== Task requirements ==
Gather, from the listing beneath this task, every line holding the string "image".

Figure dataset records
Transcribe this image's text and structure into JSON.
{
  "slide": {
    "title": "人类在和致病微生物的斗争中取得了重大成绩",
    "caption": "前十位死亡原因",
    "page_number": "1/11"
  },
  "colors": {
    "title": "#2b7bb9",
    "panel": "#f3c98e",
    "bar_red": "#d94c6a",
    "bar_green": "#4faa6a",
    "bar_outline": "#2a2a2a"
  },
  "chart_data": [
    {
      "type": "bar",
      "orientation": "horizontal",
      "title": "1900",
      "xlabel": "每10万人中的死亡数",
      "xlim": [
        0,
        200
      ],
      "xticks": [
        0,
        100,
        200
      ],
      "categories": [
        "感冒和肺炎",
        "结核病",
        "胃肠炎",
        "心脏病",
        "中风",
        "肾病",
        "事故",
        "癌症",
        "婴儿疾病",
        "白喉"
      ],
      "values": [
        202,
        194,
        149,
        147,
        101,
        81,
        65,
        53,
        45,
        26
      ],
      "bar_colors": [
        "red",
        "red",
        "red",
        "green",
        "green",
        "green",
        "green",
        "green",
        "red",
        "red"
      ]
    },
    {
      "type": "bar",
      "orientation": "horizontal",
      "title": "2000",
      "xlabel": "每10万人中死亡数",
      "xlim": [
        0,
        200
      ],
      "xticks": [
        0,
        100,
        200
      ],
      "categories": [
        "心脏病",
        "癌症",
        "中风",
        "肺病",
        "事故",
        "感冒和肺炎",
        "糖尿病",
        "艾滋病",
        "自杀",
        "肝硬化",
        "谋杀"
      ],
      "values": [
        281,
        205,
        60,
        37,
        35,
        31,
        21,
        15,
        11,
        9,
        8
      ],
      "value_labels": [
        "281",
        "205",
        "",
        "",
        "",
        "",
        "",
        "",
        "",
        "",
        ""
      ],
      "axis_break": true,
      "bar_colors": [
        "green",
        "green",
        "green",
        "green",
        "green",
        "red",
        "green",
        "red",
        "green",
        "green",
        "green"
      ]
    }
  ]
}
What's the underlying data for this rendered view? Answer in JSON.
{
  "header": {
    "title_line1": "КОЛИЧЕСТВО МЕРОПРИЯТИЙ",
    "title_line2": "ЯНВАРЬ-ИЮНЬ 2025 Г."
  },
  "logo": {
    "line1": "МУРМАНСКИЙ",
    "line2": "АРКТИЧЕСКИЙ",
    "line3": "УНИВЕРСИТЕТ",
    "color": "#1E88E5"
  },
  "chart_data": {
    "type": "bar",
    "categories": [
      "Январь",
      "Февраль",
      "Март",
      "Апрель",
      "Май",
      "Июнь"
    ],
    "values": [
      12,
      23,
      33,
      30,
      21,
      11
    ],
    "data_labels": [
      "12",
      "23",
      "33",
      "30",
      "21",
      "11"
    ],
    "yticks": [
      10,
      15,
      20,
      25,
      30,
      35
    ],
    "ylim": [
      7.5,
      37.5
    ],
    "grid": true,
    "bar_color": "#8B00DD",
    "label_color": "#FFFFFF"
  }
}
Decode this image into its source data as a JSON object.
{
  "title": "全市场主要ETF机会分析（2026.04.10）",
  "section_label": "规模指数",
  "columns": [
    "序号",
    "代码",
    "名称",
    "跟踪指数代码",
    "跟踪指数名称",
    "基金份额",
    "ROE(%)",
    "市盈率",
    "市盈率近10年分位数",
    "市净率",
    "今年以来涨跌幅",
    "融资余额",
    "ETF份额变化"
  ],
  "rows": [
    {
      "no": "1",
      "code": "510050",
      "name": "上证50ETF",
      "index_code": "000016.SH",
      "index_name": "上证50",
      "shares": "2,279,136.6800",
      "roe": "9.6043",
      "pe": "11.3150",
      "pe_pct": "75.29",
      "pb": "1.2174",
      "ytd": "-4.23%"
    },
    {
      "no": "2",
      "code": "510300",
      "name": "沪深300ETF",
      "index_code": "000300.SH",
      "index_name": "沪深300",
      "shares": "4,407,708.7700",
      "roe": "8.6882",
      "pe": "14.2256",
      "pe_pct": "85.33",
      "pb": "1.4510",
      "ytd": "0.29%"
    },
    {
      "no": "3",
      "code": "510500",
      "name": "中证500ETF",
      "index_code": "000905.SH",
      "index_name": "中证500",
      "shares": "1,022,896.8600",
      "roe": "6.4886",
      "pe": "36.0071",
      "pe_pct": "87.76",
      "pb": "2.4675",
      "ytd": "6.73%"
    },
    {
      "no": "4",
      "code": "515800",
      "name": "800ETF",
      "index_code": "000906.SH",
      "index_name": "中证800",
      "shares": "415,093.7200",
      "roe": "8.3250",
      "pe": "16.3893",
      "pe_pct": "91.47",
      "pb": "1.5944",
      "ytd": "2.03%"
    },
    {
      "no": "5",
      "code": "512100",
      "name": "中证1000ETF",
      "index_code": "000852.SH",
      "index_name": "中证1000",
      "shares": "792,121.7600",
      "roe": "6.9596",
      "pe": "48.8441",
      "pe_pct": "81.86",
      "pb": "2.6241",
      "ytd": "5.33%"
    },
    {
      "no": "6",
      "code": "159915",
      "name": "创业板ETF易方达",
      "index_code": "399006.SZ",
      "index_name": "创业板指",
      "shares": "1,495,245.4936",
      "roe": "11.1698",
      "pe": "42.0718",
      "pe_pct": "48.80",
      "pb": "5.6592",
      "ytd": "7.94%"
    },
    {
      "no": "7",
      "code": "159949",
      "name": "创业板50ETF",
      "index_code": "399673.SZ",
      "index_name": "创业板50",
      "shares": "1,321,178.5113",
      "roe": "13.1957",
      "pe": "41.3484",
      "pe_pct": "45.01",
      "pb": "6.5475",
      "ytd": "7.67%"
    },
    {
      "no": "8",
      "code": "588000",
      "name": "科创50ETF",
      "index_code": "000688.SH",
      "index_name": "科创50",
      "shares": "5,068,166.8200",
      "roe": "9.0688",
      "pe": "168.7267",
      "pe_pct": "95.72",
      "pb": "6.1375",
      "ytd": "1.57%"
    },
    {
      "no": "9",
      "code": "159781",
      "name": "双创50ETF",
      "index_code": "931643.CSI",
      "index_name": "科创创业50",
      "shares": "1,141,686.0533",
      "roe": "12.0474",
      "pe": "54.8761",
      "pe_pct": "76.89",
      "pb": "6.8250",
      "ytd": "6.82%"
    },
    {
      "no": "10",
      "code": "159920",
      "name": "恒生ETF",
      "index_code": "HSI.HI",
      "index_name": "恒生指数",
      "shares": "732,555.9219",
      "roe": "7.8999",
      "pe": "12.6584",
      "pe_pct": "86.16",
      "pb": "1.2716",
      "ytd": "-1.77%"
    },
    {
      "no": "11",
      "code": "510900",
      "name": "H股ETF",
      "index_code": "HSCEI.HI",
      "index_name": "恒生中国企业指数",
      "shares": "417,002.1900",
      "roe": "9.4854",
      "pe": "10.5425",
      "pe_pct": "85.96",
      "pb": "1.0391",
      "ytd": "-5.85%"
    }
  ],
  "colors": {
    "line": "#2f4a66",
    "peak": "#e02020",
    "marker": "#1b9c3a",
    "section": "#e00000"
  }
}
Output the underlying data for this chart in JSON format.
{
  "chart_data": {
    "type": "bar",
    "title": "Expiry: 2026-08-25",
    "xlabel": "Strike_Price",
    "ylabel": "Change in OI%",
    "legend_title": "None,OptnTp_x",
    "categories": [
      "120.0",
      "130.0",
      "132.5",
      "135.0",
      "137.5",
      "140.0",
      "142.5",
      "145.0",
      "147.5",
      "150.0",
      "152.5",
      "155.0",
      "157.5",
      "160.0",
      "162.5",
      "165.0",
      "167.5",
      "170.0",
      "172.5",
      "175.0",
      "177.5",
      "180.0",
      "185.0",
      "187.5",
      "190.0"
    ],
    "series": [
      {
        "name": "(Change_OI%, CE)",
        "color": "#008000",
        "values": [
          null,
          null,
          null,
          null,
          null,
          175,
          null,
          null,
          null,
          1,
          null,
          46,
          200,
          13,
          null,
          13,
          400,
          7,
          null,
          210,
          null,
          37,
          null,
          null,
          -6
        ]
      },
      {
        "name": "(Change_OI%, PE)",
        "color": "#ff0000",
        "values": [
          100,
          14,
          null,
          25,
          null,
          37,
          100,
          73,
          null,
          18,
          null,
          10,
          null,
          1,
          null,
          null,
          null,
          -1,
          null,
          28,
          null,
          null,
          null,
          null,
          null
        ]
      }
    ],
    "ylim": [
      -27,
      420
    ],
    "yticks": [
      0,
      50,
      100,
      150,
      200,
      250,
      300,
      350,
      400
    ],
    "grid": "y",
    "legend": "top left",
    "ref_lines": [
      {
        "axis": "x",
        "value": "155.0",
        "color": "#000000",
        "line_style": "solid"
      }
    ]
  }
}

== Solution below ==
Transcribe this image's text and structure into JSON.
Decode this image into its source data as a JSON object.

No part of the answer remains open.